- [Reading passage]
##############################

There was little evidence of Stoke City’s much-vaunted new passing game here yesterday but for Norwich City it seems the benefits of their sizeable £23.5m net transfer spend in the summer are finally starting to be felt.
Five days after overturning a two-goal deficit to win at Watford in the Capital One Cup thanks to Gary Hooper’s first two strikes for the club, Chris Hughton’s men earned their first away points of the Premier League campaign with a deserved victory against a disappointing Stoke side.
Jonny Howson’s solitary 34th-minute strike was only their fourth goal in six league games but it was the least they merited from a performance that showcased the quality of their dynamic new Dutch midfielder Leroy Fer. If the jury remains out his compatriot and fellow new boy Ricky van Wolfswinkel – preferred to Hooper in the lone-striking role – Fer shone alongside Alex Tettey and Howson in a midfield three that established an early grip on the game that they simply never relinquished.
The 23-year-old saw a transfer to Everton break down in January but their loss appears the Canaries’ gain on this evidence. “He came a little bit later than most because he was involved with Dutch Under-21s,” said Hughton of his £4.5m signing from FC Twente. “With each training session, each game he is feeling more at home. He was excellent.”
He was also lucky. Fer – a man who once bought a £22,000 horse for his girlfriend before realising she could not keep it as she lived in an apartment – got away with another potentially costly mistake just after half-time when he tugged at Kenwyne Jones in the Norwich box but was fortunate that referee Anthony Taylor ignored the striker’s ensuing tumble. “Yeah, I pulled his shirt,” he confessed to a Sky interviewer afterwards. “Just a little bit.”
Fer’s honesty was matched by Mark Hughes, the Stoke manager. “We’re not going to hide behind that missed decision,” said Hughes. “We didn’t have enough players at the right level today.” For all the talk in the build up about Stoke’s rebirth as a passing team – no more “sky football” was striker Jones’s pre-match dig at Tony Pulis’s regime – they simply never got started and managed only two tame shots on John Ruddy’s goal.

##############################

- [Complete the following]
1. According to the match report on Norwich City's win at Stoke, in which minute did Jonny Howson score the game's only goal?
2. Carry on the match report on Norwich City's win at Stoke from the point where it ends.

##############################

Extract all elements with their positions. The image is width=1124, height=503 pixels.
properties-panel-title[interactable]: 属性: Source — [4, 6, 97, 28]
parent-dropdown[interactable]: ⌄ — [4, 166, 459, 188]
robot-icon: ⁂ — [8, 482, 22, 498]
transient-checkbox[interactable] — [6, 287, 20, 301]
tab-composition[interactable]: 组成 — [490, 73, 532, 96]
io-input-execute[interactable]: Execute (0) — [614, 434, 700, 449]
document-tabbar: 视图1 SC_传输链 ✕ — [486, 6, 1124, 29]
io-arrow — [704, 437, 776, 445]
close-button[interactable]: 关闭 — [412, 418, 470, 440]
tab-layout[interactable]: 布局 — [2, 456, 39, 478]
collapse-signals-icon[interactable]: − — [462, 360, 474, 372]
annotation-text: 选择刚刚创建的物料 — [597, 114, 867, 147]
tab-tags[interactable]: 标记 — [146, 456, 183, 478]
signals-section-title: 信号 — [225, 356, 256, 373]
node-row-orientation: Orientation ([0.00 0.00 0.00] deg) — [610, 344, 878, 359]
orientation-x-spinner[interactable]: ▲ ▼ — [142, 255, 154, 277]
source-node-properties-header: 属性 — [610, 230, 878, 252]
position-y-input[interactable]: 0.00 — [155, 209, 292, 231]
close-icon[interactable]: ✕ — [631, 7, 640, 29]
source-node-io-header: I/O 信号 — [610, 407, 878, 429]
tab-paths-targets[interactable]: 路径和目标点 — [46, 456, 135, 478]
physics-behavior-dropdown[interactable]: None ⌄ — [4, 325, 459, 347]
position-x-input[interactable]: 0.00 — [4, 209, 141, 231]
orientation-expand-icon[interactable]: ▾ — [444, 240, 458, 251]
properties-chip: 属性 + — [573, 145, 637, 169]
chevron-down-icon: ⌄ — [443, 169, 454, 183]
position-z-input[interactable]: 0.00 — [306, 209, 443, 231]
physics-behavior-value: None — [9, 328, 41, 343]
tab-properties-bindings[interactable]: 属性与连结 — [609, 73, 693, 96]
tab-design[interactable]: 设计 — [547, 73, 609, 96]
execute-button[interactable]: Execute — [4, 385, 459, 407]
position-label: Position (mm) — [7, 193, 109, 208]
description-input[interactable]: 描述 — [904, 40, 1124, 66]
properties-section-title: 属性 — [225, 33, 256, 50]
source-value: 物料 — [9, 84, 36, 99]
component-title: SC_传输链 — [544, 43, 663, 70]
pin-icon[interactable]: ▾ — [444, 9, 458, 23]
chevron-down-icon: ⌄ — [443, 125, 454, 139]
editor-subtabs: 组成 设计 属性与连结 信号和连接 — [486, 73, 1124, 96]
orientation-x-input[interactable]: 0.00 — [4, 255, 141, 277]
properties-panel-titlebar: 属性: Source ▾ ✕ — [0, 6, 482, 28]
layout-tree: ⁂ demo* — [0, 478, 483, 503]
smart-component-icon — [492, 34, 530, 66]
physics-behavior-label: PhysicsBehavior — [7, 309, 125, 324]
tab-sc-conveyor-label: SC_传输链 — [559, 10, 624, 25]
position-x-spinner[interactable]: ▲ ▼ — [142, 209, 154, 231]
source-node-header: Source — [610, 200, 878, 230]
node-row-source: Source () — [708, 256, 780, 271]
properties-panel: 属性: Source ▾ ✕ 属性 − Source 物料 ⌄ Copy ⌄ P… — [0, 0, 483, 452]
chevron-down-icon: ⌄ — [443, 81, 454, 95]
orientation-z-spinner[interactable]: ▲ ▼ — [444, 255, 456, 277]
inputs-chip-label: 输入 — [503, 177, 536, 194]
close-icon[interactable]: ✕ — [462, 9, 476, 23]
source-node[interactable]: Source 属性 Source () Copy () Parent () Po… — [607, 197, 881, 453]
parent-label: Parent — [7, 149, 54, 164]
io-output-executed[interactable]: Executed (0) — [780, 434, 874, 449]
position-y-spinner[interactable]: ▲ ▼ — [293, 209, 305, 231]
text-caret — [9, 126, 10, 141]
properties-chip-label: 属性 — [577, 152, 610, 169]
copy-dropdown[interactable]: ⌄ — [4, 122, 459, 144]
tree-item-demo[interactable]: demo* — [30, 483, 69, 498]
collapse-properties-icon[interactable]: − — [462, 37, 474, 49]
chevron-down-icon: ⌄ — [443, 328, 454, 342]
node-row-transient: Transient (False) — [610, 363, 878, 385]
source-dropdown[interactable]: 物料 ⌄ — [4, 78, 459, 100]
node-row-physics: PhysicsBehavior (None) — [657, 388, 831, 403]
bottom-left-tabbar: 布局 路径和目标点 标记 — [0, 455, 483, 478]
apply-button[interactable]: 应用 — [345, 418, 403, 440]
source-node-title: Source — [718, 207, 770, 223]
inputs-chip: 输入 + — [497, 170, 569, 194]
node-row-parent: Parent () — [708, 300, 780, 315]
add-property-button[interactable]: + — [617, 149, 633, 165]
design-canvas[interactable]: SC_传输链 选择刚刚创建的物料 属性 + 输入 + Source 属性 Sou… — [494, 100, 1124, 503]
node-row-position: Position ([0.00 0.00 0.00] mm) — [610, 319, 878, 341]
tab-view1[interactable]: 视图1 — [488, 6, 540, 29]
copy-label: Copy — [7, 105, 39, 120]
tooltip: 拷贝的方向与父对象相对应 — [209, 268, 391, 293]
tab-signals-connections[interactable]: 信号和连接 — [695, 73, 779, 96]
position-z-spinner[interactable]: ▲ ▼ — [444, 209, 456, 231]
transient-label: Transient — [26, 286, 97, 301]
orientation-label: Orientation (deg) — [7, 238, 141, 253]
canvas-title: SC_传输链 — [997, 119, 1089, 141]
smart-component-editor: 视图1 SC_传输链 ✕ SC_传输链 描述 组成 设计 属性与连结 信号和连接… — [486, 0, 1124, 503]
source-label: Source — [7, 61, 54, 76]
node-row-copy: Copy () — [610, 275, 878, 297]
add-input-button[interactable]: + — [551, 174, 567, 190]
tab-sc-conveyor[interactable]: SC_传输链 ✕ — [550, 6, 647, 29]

##############################

- [Expected responses]
1. The 34th minute.

2.
For Norwich it was only their third league away win since Hughton replaced Paul Lambert last year and, by Hughton’s admission, eases some of the pressure that had begun to build after a slow start. “Before the game we were sitting fourth from bottom and that’s pressure in itself,” Hughton said.
The visiting supporters could have no complaints here, though. Their team’s start was as bright as their yellow shirts in the autumn sunshine as they forced Stoke on to the back foot immediately, almost getting their reward after nine minutes when Ryan Bennett got in front of Ryan Shawcross to turn Robert Snodgrass’s deep corner on to the crossbar. “We wanted to play the game at a fairly high tempo in that first half and not allow Stoke to get into any rhythm because they’ve been playing well,” said Hughton.
Far too many Stoke passes were going astray and although Marko Arnautovic had a glimpse of goal – firing narrowly over from a Charlie Adam lay-off – the hosts paid for their sluggishness moments later as Howson struck. Stoke lost the ball from a throw-in inside their own half, Marc Wilson heading it inadvertently inside to Anthony Pilkington who laid it on to Howson. With no defender closing down, the Norwich man was free to let fly from 25 yards with a shot that dipped beneath the right hand of the diving Asmir Begovic. It was a strike the goalkeeper will not enjoy reviewing.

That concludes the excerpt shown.